● WHAT THIS TASK INVOLVES
Extract each line bearing the word "JSON".

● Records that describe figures
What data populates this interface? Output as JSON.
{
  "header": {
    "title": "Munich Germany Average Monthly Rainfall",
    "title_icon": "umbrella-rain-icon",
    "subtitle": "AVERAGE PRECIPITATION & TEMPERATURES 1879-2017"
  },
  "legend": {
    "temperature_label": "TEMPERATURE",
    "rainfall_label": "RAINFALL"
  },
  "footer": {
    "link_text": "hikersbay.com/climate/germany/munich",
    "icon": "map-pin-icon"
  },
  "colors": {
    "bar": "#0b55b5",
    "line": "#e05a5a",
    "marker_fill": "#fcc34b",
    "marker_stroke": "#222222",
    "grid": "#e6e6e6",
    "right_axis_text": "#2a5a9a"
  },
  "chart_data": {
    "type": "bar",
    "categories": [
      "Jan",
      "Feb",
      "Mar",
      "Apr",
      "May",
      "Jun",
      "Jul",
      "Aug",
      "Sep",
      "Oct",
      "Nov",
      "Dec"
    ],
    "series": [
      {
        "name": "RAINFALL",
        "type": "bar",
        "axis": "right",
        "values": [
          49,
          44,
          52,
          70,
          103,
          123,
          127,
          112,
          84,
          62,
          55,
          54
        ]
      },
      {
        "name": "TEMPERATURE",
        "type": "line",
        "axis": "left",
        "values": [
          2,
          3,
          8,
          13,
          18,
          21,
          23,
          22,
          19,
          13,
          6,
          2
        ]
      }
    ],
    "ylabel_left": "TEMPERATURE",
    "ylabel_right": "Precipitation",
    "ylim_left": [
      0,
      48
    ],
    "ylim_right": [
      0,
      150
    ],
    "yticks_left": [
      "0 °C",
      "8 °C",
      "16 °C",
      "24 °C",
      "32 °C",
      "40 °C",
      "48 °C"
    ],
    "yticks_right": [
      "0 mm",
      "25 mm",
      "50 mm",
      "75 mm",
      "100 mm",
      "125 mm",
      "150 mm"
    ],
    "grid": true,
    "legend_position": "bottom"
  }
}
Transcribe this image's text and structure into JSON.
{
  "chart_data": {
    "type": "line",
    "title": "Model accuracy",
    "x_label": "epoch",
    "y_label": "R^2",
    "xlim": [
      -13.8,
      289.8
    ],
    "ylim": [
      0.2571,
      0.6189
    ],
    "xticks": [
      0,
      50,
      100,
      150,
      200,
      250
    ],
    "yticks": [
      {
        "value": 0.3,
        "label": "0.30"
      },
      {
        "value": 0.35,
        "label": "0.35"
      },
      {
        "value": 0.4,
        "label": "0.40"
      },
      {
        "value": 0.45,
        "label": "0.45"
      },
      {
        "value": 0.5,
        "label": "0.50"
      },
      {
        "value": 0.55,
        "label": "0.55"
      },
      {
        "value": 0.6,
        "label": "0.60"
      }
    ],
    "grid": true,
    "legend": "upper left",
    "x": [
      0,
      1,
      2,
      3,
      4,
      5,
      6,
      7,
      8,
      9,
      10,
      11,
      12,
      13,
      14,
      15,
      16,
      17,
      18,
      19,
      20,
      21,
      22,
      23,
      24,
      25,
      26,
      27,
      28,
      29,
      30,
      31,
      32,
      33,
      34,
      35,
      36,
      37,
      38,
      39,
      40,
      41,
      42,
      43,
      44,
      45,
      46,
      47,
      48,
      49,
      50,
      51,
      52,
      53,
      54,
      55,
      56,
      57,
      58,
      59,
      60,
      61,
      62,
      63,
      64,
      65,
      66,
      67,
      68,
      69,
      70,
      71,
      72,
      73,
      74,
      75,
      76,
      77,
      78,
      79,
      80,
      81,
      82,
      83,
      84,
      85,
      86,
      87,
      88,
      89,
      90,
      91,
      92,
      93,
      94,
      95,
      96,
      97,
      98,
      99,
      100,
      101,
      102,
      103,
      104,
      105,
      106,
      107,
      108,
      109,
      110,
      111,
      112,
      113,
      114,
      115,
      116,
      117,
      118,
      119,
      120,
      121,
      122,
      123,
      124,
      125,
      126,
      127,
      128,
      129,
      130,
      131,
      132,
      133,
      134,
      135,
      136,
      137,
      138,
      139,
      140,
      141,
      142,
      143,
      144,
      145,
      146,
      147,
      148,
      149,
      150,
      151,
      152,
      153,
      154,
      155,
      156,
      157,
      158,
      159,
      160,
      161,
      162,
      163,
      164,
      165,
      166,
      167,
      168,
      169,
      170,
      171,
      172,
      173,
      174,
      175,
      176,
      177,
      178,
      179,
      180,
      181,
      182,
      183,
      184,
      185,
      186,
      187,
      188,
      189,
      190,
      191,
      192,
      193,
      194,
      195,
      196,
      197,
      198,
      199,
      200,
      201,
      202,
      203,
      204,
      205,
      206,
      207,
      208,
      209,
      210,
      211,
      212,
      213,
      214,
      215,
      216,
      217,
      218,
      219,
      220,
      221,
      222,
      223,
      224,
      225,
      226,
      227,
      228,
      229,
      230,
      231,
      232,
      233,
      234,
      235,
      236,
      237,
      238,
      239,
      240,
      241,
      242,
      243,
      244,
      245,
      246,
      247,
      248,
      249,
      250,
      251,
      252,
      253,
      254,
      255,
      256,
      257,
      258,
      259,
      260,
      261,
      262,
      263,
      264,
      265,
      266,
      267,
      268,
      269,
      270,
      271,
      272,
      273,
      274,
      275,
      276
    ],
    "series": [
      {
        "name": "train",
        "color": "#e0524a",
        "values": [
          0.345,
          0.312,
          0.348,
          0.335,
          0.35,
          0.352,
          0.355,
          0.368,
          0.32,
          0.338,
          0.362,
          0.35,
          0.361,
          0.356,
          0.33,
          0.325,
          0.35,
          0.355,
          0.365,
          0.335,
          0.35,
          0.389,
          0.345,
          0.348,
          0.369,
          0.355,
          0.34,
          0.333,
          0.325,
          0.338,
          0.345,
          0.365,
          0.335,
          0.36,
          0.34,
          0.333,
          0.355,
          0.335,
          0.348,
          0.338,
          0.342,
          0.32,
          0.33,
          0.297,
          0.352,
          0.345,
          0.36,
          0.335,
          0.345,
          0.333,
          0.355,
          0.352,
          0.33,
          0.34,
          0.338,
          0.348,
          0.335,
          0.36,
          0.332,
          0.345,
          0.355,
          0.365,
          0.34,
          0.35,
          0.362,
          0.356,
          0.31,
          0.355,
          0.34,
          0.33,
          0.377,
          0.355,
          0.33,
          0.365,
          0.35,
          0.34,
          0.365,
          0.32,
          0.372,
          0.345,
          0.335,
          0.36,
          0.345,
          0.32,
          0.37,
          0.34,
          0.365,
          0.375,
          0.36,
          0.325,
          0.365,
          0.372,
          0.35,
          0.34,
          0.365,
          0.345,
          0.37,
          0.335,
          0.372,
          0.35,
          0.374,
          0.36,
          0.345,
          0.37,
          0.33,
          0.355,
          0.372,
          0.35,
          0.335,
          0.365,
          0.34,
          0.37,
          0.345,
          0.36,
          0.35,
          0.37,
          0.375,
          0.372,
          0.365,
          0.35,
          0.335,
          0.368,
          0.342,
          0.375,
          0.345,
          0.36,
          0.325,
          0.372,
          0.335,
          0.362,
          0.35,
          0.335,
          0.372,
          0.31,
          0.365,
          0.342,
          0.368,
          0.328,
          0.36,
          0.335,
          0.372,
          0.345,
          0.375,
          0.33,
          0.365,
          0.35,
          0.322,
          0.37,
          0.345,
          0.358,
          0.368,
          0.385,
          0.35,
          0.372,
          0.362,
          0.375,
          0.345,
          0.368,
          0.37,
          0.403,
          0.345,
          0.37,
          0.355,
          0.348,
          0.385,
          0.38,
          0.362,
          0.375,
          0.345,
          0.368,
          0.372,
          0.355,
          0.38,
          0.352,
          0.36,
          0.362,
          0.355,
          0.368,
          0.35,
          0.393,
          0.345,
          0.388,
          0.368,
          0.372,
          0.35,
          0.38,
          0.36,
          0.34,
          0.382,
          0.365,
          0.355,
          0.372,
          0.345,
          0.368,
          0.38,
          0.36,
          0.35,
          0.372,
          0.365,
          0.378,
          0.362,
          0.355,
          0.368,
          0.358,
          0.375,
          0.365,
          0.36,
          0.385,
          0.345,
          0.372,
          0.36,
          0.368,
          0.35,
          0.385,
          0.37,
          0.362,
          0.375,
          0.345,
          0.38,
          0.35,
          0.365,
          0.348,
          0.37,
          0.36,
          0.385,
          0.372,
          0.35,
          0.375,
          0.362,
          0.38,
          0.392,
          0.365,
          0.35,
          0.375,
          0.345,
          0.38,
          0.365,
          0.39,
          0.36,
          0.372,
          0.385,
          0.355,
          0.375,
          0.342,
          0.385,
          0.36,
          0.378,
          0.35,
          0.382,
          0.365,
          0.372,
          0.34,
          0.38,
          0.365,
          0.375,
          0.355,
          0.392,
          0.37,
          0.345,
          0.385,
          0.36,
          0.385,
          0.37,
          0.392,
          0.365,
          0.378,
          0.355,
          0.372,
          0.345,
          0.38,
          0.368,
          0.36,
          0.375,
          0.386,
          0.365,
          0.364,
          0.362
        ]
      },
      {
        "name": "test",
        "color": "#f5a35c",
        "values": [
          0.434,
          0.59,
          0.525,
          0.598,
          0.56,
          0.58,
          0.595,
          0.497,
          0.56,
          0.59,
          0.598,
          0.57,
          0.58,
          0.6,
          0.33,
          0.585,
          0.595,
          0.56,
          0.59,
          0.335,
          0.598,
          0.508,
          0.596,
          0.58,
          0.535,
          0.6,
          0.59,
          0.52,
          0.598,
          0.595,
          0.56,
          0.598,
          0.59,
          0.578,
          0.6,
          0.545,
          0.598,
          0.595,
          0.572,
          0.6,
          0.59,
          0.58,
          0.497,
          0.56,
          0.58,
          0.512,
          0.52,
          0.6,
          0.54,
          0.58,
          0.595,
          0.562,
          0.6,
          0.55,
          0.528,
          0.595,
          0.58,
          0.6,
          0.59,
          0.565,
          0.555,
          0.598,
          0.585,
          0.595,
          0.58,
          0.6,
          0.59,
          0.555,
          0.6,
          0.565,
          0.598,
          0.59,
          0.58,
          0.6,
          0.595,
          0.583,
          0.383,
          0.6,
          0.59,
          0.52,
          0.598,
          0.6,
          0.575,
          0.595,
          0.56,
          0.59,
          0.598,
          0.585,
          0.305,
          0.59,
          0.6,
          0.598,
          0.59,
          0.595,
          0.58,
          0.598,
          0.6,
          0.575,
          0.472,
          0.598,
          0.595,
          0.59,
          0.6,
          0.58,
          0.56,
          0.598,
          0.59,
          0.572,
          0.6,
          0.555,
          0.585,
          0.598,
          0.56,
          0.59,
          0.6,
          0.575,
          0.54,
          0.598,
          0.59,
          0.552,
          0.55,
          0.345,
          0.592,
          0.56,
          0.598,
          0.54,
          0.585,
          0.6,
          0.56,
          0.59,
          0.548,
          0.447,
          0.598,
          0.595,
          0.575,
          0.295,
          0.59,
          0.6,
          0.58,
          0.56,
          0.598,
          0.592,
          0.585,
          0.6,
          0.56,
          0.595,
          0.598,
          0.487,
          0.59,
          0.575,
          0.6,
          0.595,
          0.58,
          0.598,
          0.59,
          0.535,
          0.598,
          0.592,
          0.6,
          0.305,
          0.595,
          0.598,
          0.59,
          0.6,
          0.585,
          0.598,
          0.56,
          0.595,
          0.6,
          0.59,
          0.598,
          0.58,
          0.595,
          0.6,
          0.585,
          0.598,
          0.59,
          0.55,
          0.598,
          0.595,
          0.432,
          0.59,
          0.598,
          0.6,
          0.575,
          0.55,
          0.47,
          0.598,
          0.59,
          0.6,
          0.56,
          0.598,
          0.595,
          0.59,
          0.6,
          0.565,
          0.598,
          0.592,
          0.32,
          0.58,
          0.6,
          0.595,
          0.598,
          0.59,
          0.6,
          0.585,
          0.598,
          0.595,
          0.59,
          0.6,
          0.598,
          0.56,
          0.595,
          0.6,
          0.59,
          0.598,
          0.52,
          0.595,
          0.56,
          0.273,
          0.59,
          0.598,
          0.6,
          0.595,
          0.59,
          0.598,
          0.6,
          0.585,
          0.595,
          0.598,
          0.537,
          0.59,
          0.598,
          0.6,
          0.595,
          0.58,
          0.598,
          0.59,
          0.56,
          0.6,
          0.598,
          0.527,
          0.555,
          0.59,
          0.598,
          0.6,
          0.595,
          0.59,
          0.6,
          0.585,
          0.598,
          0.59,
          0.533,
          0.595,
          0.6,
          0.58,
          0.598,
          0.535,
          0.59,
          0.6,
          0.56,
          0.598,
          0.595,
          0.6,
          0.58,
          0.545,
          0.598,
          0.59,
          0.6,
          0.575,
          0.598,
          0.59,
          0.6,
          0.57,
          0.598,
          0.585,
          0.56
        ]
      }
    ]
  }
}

● FULL OUTPUT
What data populates this interface? Output as JSON.
Transcribe this image's text and structure into JSON.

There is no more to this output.